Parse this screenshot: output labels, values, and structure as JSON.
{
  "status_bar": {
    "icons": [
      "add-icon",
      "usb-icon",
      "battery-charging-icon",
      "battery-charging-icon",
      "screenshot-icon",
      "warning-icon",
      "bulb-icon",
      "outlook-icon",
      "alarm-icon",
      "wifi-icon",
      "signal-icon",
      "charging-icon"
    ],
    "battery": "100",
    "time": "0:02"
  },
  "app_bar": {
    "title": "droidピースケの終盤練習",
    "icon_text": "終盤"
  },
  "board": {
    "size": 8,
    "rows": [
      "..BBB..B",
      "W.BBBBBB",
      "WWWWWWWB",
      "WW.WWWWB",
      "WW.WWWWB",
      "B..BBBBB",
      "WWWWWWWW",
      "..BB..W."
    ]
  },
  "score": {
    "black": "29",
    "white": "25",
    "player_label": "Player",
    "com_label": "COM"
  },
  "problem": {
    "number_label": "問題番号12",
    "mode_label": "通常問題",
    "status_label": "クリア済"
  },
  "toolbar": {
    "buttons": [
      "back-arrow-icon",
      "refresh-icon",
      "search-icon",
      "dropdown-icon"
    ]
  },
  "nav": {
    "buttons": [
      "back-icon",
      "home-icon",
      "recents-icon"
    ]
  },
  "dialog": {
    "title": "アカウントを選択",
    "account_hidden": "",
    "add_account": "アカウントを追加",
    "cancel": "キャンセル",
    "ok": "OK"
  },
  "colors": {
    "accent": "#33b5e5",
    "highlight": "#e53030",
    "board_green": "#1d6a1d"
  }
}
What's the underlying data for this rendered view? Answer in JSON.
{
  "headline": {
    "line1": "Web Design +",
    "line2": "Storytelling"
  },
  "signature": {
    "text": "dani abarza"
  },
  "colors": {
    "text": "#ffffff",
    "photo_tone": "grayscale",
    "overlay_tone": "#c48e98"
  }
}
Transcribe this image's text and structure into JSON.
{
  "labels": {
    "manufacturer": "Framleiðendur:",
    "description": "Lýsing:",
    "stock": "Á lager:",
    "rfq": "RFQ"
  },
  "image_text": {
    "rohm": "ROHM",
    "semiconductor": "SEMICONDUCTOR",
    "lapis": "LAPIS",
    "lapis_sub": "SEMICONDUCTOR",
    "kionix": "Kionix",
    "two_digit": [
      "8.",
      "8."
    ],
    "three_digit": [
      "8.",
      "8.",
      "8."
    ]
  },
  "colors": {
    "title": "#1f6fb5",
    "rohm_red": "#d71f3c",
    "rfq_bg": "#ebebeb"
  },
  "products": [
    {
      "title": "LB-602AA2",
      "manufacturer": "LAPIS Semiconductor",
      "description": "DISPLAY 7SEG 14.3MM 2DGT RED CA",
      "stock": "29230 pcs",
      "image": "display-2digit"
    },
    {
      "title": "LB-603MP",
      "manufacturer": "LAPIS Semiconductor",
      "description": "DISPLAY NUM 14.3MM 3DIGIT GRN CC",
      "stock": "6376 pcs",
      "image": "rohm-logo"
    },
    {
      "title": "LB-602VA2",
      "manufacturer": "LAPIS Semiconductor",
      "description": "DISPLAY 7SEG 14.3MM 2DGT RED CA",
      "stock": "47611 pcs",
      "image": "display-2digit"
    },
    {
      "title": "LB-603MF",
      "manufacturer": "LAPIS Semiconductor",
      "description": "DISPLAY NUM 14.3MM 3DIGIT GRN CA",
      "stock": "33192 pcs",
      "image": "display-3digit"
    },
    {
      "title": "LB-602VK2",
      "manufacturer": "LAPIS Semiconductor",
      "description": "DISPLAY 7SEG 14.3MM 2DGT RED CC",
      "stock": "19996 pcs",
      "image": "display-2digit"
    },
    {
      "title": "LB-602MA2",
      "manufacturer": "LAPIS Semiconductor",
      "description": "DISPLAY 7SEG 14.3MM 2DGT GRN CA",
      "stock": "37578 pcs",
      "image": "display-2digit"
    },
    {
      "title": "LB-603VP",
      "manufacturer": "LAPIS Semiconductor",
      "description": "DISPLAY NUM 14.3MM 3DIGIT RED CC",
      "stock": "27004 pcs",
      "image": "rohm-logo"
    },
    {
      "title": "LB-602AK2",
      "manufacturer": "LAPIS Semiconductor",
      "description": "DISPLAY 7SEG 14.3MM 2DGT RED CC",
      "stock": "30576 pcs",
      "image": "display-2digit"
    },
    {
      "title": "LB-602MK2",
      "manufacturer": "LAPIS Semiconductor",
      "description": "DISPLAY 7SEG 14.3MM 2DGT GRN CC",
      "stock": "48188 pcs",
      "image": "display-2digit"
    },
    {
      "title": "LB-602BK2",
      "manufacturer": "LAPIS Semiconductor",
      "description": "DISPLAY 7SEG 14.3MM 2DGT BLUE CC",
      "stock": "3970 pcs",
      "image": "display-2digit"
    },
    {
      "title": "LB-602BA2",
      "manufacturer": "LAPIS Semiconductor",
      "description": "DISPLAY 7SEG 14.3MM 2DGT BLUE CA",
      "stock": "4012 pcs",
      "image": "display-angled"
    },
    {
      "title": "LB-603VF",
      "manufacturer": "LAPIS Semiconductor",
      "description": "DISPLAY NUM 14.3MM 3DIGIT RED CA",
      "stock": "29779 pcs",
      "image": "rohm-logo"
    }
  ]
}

▬▬▬▬▬▬

Goal:
Extract the complete listing above, reproducing each line exactly.

Output of the exercise:
Parse this screenshot: output labels, values, and structure as JSON.
{
  "status_bar": {
    "icons": [
      "add-icon",
      "usb-icon",
      "battery-charging-icon",
      "battery-charging-icon",
      "screenshot-icon",
      "warning-icon",
      "bulb-icon",
      "outlook-icon",
      "alarm-icon",
      "wifi-icon",
      "signal-icon",
      "charging-icon"
    ],
    "battery": "100",
    "time": "0:02"
  },
  "app_bar": {
    "title": "droidピースケの終盤練習",
    "icon_text": "終盤"
  },
  "board": {
    "size": 8,
    "rows": [
      "..BBB..B",
      "W.BBBBBB",
      "WWWWWWWB",
      "WW.WWWWB",
      "WW.WWWWB",
      "B..BBBBB",
      "WWWWWWWW",
      "..BB..W."
    ]
  },
  "score": {
    "black": "29",
    "white": "25",
    "player_label": "Player",
    "com_label": "COM"
  },
  "problem": {
    "number_label": "問題番号12",
    "mode_label": "通常問題",
    "status_label": "クリア済"
  },
  "toolbar": {
    "buttons": [
      "back-arrow-icon",
      "refresh-icon",
      "search-icon",
      "dropdown-icon"
    ]
  },
  "nav": {
    "buttons": [
      "back-icon",
      "home-icon",
      "recents-icon"
    ]
  },
  "dialog": {
    "title": "アカウントを選択",
    "account_hidden": "",
    "add_account": "アカウントを追加",
    "cancel": "キャンセル",
    "ok": "OK"
  },
  "colors": {
    "accent": "#33b5e5",
    "highlight": "#e53030",
    "board_green": "#1d6a1d"
  }
}
What's the underlying data for this rendered view? Answer in JSON.
{
  "headline": {
    "line1": "Web Design +",
    "line2": "Storytelling"
  },
  "signature": {
    "text": "dani abarza"
  },
  "colors": {
    "text": "#ffffff",
    "photo_tone": "grayscale",
    "overlay_tone": "#c48e98"
  }
}
Transcribe this image's text and structure into JSON.
{
  "labels": {
    "manufacturer": "Framleiðendur:",
    "description": "Lýsing:",
    "stock": "Á lager:",
    "rfq": "RFQ"
  },
  "image_text": {
    "rohm": "ROHM",
    "semiconductor": "SEMICONDUCTOR",
    "lapis": "LAPIS",
    "lapis_sub": "SEMICONDUCTOR",
    "kionix": "Kionix",
    "two_digit": [
      "8.",
      "8."
    ],
    "three_digit": [
      "8.",
      "8.",
      "8."
    ]
  },
  "colors": {
    "title": "#1f6fb5",
    "rohm_red": "#d71f3c",
    "rfq_bg": "#ebebeb"
  },
  "products": [
    {
      "title": "LB-602AA2",
      "manufacturer": "LAPIS Semiconductor",
      "description": "DISPLAY 7SEG 14.3MM 2DGT RED CA",
      "stock": "29230 pcs",
      "image": "display-2digit"
    },
    {
      "title": "LB-603MP",
      "manufacturer": "LAPIS Semiconductor",
      "description": "DISPLAY NUM 14.3MM 3DIGIT GRN CC",
      "stock": "6376 pcs",
      "image": "rohm-logo"
    },
    {
      "title": "LB-602VA2",
      "manufacturer": "LAPIS Semiconductor",
      "description": "DISPLAY 7SEG 14.3MM 2DGT RED CA",
      "stock": "47611 pcs",
      "image": "display-2digit"
    },
    {
      "title": "LB-603MF",
      "manufacturer": "LAPIS Semiconductor",
      "description": "DISPLAY NUM 14.3MM 3DIGIT GRN CA",
      "stock": "33192 pcs",
      "image": "display-3digit"
    },
    {
      "title": "LB-602VK2",
      "manufacturer": "LAPIS Semiconductor",
      "description": "DISPLAY 7SEG 14.3MM 2DGT RED CC",
      "stock": "19996 pcs",
      "image": "display-2digit"
    },
    {
      "title": "LB-602MA2",
      "manufacturer": "LAPIS Semiconductor",
      "description": "DISPLAY 7SEG 14.3MM 2DGT GRN CA",
      "stock": "37578 pcs",
      "image": "display-2digit"
    },
    {
      "title": "LB-603VP",
      "manufacturer": "LAPIS Semiconductor",
      "description": "DISPLAY NUM 14.3MM 3DIGIT RED CC",
      "stock": "27004 pcs",
      "image": "rohm-logo"
    },
    {
      "title": "LB-602AK2",
      "manufacturer": "LAPIS Semiconductor",
      "description": "DISPLAY 7SEG 14.3MM 2DGT RED CC",
      "stock": "30576 pcs",
      "image": "display-2digit"
    },
    {
      "title": "LB-602MK2",
      "manufacturer": "LAPIS Semiconductor",
      "description": "DISPLAY 7SEG 14.3MM 2DGT GRN CC",
      "stock": "48188 pcs",
      "image": "display-2digit"
    },
    {
      "title": "LB-602BK2",
      "manufacturer": "LAPIS Semiconductor",
      "description": "DISPLAY 7SEG 14.3MM 2DGT BLUE CC",
      "stock": "3970 pcs",
      "image": "display-2digit"
    },
    {
      "title": "LB-602BA2",
      "manufacturer": "LAPIS Semiconductor",
      "description": "DISPLAY 7SEG 14.3MM 2DGT BLUE CA",
      "stock": "4012 pcs",
      "image": "display-angled"
    },
    {
      "title": "LB-603VF",
      "manufacturer": "LAPIS Semiconductor",
      "description": "DISPLAY NUM 14.3MM 3DIGIT RED CA",
      "stock": "29779 pcs",
      "image": "rohm-logo"
    }
  ]
}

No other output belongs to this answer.